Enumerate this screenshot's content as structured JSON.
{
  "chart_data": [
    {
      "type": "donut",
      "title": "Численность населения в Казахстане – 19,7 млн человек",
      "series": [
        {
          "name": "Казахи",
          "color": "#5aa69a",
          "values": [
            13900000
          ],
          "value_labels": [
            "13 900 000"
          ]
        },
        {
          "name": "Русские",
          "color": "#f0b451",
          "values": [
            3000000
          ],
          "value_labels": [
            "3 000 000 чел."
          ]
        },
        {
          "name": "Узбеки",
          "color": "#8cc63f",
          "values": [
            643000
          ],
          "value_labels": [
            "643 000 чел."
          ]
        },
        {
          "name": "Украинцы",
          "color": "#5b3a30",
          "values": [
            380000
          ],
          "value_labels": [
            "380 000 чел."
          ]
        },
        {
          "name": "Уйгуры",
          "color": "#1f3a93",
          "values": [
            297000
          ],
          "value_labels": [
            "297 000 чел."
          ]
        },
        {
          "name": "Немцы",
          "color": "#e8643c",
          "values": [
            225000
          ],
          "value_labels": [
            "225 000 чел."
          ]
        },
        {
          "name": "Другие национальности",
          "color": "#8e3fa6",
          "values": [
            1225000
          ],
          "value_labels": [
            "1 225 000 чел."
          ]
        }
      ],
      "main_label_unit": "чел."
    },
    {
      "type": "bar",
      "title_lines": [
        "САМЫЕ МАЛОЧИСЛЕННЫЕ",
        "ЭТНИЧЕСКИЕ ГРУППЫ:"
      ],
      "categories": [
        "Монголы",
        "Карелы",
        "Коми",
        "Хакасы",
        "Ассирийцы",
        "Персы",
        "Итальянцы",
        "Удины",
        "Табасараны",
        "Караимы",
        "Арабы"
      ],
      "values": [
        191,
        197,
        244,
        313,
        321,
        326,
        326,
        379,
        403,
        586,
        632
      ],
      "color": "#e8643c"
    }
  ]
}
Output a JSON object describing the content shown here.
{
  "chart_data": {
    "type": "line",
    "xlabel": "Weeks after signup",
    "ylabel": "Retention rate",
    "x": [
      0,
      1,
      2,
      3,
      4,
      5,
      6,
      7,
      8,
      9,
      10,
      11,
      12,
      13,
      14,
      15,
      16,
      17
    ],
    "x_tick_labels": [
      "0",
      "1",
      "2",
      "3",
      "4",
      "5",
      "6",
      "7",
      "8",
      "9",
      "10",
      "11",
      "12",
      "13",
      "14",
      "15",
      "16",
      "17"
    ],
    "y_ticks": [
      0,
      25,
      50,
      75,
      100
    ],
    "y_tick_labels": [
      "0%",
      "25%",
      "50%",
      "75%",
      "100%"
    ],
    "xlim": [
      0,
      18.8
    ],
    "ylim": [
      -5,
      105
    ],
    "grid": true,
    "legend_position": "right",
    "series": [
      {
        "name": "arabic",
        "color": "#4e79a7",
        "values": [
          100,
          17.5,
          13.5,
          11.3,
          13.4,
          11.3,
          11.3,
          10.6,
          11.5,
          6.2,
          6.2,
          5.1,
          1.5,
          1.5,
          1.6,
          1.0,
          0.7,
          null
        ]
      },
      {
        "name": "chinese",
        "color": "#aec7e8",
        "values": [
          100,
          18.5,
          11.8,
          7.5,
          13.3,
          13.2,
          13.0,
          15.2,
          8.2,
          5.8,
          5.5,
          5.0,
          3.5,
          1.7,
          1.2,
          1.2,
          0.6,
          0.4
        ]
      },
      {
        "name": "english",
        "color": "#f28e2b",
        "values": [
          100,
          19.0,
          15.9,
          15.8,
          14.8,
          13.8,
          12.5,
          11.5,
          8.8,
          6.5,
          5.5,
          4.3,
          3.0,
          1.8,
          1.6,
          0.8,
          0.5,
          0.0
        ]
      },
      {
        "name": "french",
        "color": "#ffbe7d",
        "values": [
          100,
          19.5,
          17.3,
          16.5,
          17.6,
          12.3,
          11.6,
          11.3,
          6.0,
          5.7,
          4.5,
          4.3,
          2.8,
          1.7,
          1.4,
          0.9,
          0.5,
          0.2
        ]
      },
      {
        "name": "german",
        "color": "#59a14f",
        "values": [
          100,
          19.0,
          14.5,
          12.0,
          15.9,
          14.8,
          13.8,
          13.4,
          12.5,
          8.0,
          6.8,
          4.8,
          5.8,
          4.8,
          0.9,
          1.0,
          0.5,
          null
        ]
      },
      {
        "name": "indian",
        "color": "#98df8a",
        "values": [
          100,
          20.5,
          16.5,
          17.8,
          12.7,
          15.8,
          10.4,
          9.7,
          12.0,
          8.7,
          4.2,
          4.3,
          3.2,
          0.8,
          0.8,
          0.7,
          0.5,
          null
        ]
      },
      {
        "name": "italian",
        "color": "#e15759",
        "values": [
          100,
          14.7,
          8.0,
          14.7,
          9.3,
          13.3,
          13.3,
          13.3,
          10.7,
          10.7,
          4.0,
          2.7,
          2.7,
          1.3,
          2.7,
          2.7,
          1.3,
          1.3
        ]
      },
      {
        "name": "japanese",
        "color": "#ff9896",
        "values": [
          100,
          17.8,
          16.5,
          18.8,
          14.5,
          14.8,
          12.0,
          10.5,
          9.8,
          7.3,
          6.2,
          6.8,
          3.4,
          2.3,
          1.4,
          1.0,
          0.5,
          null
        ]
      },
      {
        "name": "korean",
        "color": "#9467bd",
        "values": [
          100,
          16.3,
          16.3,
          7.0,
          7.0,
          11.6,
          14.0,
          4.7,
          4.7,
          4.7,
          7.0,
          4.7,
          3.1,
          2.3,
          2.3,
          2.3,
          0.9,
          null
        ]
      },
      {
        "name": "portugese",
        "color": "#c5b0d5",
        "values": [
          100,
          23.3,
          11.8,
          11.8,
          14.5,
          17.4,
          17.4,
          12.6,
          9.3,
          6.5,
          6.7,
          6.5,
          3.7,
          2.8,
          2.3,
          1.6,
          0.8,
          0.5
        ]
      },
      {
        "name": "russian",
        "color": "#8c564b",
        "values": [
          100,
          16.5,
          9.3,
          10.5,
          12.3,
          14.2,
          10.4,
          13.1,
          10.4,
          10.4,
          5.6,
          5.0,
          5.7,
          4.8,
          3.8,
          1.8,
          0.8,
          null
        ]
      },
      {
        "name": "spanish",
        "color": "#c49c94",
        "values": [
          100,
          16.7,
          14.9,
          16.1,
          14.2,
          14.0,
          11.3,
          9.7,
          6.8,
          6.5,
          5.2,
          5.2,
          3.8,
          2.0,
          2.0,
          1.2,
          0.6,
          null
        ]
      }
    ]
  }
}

Exercise. Please output the entire listing exactly as it stands.

Task result.
Enumerate this screenshot's content as structured JSON.
{
  "chart_data": [
    {
      "type": "donut",
      "title": "Численность населения в Казахстане – 19,7 млн человек",
      "series": [
        {
          "name": "Казахи",
          "color": "#5aa69a",
          "values": [
            13900000
          ],
          "value_labels": [
            "13 900 000"
          ]
        },
        {
          "name": "Русские",
          "color": "#f0b451",
          "values": [
            3000000
          ],
          "value_labels": [
            "3 000 000 чел."
          ]
        },
        {
          "name": "Узбеки",
          "color": "#8cc63f",
          "values": [
            643000
          ],
          "value_labels": [
            "643 000 чел."
          ]
        },
        {
          "name": "Украинцы",
          "color": "#5b3a30",
          "values": [
            380000
          ],
          "value_labels": [
            "380 000 чел."
          ]
        },
        {
          "name": "Уйгуры",
          "color": "#1f3a93",
          "values": [
            297000
          ],
          "value_labels": [
            "297 000 чел."
          ]
        },
        {
          "name": "Немцы",
          "color": "#e8643c",
          "values": [
            225000
          ],
          "value_labels": [
            "225 000 чел."
          ]
        },
        {
          "name": "Другие национальности",
          "color": "#8e3fa6",
          "values": [
            1225000
          ],
          "value_labels": [
            "1 225 000 чел."
          ]
        }
      ],
      "main_label_unit": "чел."
    },
    {
      "type": "bar",
      "title_lines": [
        "САМЫЕ МАЛОЧИСЛЕННЫЕ",
        "ЭТНИЧЕСКИЕ ГРУППЫ:"
      ],
      "categories": [
        "Монголы",
        "Карелы",
        "Коми",
        "Хакасы",
        "Ассирийцы",
        "Персы",
        "Итальянцы",
        "Удины",
        "Табасараны",
        "Караимы",
        "Арабы"
      ],
      "values": [
        191,
        197,
        244,
        313,
        321,
        326,
        326,
        379,
        403,
        586,
        632
      ],
      "color": "#e8643c"
    }
  ]
}
Output a JSON object describing the content shown here.
{
  "chart_data": {
    "type": "line",
    "xlabel": "Weeks after signup",
    "ylabel": "Retention rate",
    "x": [
      0,
      1,
      2,
      3,
      4,
      5,
      6,
      7,
      8,
      9,
      10,
      11,
      12,
      13,
      14,
      15,
      16,
      17
    ],
    "x_tick_labels": [
      "0",
      "1",
      "2",
      "3",
      "4",
      "5",
      "6",
      "7",
      "8",
      "9",
      "10",
      "11",
      "12",
      "13",
      "14",
      "15",
      "16",
      "17"
    ],
    "y_ticks": [
      0,
      25,
      50,
      75,
      100
    ],
    "y_tick_labels": [
      "0%",
      "25%",
      "50%",
      "75%",
      "100%"
    ],
    "xlim": [
      0,
      18.8
    ],
    "ylim": [
      -5,
      105
    ],
    "grid": true,
    "legend_position": "right",
    "series": [
      {
        "name": "arabic",
        "color": "#4e79a7",
        "values": [
          100,
          17.5,
          13.5,
          11.3,
          13.4,
          11.3,
          11.3,
          10.6,
          11.5,
          6.2,
          6.2,
          5.1,
          1.5,
          1.5,
          1.6,
          1.0,
          0.7,
          null
        ]
      },
      {
        "name": "chinese",
        "color": "#aec7e8",
        "values": [
          100,
          18.5,
          11.8,
          7.5,
          13.3,
          13.2,
          13.0,
          15.2,
          8.2,
          5.8,
          5.5,
          5.0,
          3.5,
          1.7,
          1.2,
          1.2,
          0.6,
          0.4
        ]
      },
      {
        "name": "english",
        "color": "#f28e2b",
        "values": [
          100,
          19.0,
          15.9,
          15.8,
          14.8,
          13.8,
          12.5,
          11.5,
          8.8,
          6.5,
          5.5,
          4.3,
          3.0,
          1.8,
          1.6,
          0.8,
          0.5,
          0.0
        ]
      },
      {
        "name": "french",
        "color": "#ffbe7d",
        "values": [
          100,
          19.5,
          17.3,
          16.5,
          17.6,
          12.3,
          11.6,
          11.3,
          6.0,
          5.7,
          4.5,
          4.3,
          2.8,
          1.7,
          1.4,
          0.9,
          0.5,
          0.2
        ]
      },
      {
        "name": "german",
        "color": "#59a14f",
        "values": [
          100,
          19.0,
          14.5,
          12.0,
          15.9,
          14.8,
          13.8,
          13.4,
          12.5,
          8.0,
          6.8,
          4.8,
          5.8,
          4.8,
          0.9,
          1.0,
          0.5,
          null
        ]
      },
      {
        "name": "indian",
        "color": "#98df8a",
        "values": [
          100,
          20.5,
          16.5,
          17.8,
          12.7,
          15.8,
          10.4,
          9.7,
          12.0,
          8.7,
          4.2,
          4.3,
          3.2,
          0.8,
          0.8,
          0.7,
          0.5,
          null
        ]
      },
      {
        "name": "italian",
        "color": "#e15759",
        "values": [
          100,
          14.7,
          8.0,
          14.7,
          9.3,
          13.3,
          13.3,
          13.3,
          10.7,
          10.7,
          4.0,
          2.7,
          2.7,
          1.3,
          2.7,
          2.7,
          1.3,
          1.3
        ]
      },
      {
        "name": "japanese",
        "color": "#ff9896",
        "values": [
          100,
          17.8,
          16.5,
          18.8,
          14.5,
          14.8,
          12.0,
          10.5,
          9.8,
          7.3,
          6.2,
          6.8,
          3.4,
          2.3,
          1.4,
          1.0,
          0.5,
          null
        ]
      },
      {
        "name": "korean",
        "color": "#9467bd",
        "values": [
          100,
          16.3,
          16.3,
          7.0,
          7.0,
          11.6,
          14.0,
          4.7,
          4.7,
          4.7,
          7.0,
          4.7,
          3.1,
          2.3,
          2.3,
          2.3,
          0.9,
          null
        ]
      },
      {
        "name": "portugese",
        "color": "#c5b0d5",
        "values": [
          100,
          23.3,
          11.8,
          11.8,
          14.5,
          17.4,
          17.4,
          12.6,
          9.3,
          6.5,
          6.7,
          6.5,
          3.7,
          2.8,
          2.3,
          1.6,
          0.8,
          0.5
        ]
      },
      {
        "name": "russian",
        "color": "#8c564b",
        "values": [
          100,
          16.5,
          9.3,
          10.5,
          12.3,
          14.2,
          10.4,
          13.1,
          10.4,
          10.4,
          5.6,
          5.0,
          5.7,
          4.8,
          3.8,
          1.8,
          0.8,
          null
        ]
      },
      {
        "name": "spanish",
        "color": "#c49c94",
        "values": [
          100,
          16.7,
          14.9,
          16.1,
          14.2,
          14.0,
          11.3,
          9.7,
          6.8,
          6.5,
          5.2,
          5.2,
          3.8,
          2.0,
          2.0,
          1.2,
          0.6,
          null
        ]
      }
    ]
  }
}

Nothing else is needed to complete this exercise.